What you have to do :: Extract the forum discussion below on how researchers share and validate their findings, and reproduce it in full, word for word.

Supplied text ::
====================

Ok, but how would the researchers communicate their evaluation to non-experts? (Or other experts who didn't have the time to validate the paper)

Isn't that exactly what a review is?

My impression is the armchair experts are more likely to be found on HN.


> Ok, but how would the researchers communicate their evaluation to non-experts?

Conferences, journals, and papers are not for non-experts. They are explicitly for experts to communicate with experts. The truth is that papers have never been validated and likely never will. Code often isn't uploaded alongside papers and when it is I know only a handful of people that look at it (including myself) and only one that executes it (and not often). Validation only happens with reproduction (i.e. grad students learning) and funding doesn't encourage that. Despite open source code, lots of ML is still difficult to reproduce, if it can be done at all.

We also use normal forms of communication like Twitter, HN, Reddit, email, etc but there's a lot of noise (as you note). We speak a different language though, so you can often tell.

====================

Record extracts ::
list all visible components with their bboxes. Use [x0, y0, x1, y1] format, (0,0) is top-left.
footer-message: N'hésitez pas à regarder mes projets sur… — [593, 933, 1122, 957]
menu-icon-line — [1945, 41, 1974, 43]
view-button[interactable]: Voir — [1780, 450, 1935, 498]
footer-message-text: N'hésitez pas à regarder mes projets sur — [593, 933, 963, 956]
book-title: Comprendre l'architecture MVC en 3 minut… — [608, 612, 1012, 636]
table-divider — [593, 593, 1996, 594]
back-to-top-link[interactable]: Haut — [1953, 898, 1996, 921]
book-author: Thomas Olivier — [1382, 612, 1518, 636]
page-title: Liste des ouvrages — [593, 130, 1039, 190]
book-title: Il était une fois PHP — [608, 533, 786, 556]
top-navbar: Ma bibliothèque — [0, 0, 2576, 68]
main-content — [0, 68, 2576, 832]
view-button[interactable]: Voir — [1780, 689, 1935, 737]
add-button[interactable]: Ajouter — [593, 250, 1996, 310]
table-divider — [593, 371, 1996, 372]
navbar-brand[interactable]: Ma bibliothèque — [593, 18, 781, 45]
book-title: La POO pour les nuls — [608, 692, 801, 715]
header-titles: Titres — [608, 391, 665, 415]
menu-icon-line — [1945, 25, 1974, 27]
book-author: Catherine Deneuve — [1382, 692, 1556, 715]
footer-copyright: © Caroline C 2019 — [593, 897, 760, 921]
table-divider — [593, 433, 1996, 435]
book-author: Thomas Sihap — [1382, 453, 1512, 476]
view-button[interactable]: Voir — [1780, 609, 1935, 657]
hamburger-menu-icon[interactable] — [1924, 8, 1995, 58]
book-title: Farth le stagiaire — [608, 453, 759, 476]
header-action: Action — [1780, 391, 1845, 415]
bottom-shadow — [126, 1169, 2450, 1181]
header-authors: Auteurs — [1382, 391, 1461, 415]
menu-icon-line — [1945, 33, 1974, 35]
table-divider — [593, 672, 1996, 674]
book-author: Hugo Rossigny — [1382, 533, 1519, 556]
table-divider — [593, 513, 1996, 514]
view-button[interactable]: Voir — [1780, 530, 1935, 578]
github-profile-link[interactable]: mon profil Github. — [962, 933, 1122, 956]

====================

Response area ::
Ok, but how would the researchers communicate their evaluation to non-experts? (Or other experts who didn't have the time to validate the paper)

Isn't that exactly what a review is?

My impression is the armchair experts are more likely to be found on HN.


> Ok, but how would the researchers communicate their evaluation to non-experts?

Conferences, journals, and papers are not for non-experts. They are explicitly for experts to communicate with experts. The truth is that papers have never been validated and likely never will. Code often isn't uploaded alongside papers and when it is I know only a handful of people that look at it (including myself) and only one that executes it (and not often). Validation only happens with reproduction (i.e. grad students learning) and funding doesn't encourage that. Despite open source code, lots of ML is still difficult to reproduce, if it can be done at all.

We also use normal forms of communication like Twitter, HN, Reddit, email, etc but there's a lot of noise (as you note). We speak a different language though, so you can often tell.